Give back all the data exactly, line by line.

─── Record excerpts

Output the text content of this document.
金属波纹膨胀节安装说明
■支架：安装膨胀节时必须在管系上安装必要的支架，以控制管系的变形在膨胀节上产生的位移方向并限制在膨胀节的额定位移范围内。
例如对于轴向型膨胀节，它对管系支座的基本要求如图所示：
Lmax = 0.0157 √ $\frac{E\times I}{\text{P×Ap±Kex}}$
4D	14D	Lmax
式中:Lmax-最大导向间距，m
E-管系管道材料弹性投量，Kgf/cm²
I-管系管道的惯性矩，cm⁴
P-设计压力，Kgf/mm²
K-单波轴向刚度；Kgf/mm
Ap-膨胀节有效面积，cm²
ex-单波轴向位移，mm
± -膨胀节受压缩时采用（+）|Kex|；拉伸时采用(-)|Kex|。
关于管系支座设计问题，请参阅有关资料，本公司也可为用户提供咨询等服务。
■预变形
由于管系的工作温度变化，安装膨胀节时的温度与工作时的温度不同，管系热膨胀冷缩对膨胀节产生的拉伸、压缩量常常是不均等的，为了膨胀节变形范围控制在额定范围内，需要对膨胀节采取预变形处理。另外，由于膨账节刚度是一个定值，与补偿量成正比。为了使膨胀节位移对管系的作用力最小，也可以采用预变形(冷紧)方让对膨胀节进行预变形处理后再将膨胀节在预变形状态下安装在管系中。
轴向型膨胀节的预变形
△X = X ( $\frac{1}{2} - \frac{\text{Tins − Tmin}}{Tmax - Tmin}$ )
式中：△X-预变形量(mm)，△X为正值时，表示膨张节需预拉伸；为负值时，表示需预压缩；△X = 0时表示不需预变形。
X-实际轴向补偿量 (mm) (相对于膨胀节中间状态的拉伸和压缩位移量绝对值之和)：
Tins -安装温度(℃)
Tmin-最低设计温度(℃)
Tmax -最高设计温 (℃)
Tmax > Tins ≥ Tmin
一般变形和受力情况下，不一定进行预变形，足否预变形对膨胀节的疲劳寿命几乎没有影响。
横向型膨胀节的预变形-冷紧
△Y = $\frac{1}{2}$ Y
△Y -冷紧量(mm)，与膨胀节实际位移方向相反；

──────

**Solution**
Output the text content of this document.
金属波纹膨胀节安装说明
■支架：安装膨胀节时必须在管系上安装必要的支架，以控制管系的变形在膨胀节上产生的位移方向并限制在膨胀节的额定位移范围内。
例如对于轴向型膨胀节，它对管系支座的基本要求如图所示：
Lmax = 0.0157 √ $\frac{E\times I}{\text{P×Ap±Kex}}$
4D	14D	Lmax
式中:Lmax-最大导向间距，m
E-管系管道材料弹性投量，Kgf/cm²
I-管系管道的惯性矩，cm⁴
P-设计压力，Kgf/mm²
K-单波轴向刚度；Kgf/mm
Ap-膨胀节有效面积，cm²
ex-单波轴向位移，mm
± -膨胀节受压缩时采用（+）|Kex|；拉伸时采用(-)|Kex|。
关于管系支座设计问题，请参阅有关资料，本公司也可为用户提供咨询等服务。
■预变形
由于管系的工作温度变化，安装膨胀节时的温度与工作时的温度不同，管系热膨胀冷缩对膨胀节产生的拉伸、压缩量常常是不均等的，为了膨胀节变形范围控制在额定范围内，需要对膨胀节采取预变形处理。另外，由于膨账节刚度是一个定值，与补偿量成正比。为了使膨胀节位移对管系的作用力最小，也可以采用预变形(冷紧)方让对膨胀节进行预变形处理后再将膨胀节在预变形状态下安装在管系中。
轴向型膨胀节的预变形
△X = X ( $\frac{1}{2} - \frac{\text{Tins − Tmin}}{Tmax - Tmin}$ )
式中：△X-预变形量(mm)，△X为正值时，表示膨张节需预拉伸；为负值时，表示需预压缩；△X = 0时表示不需预变形。
X-实际轴向补偿量 (mm) (相对于膨胀节中间状态的拉伸和压缩位移量绝对值之和)：
Tins -安装温度(℃)
Tmin-最低设计温度(℃)
Tmax -最高设计温 (℃)
Tmax > Tins ≥ Tmin
一般变形和受力情况下，不一定进行预变形，足否预变形对膨胀节的疲劳寿命几乎没有影响。
横向型膨胀节的预变形-冷紧
△Y = $\frac{1}{2}$ Y
△Y -冷紧量(mm)，与膨胀节实际位移方向相反；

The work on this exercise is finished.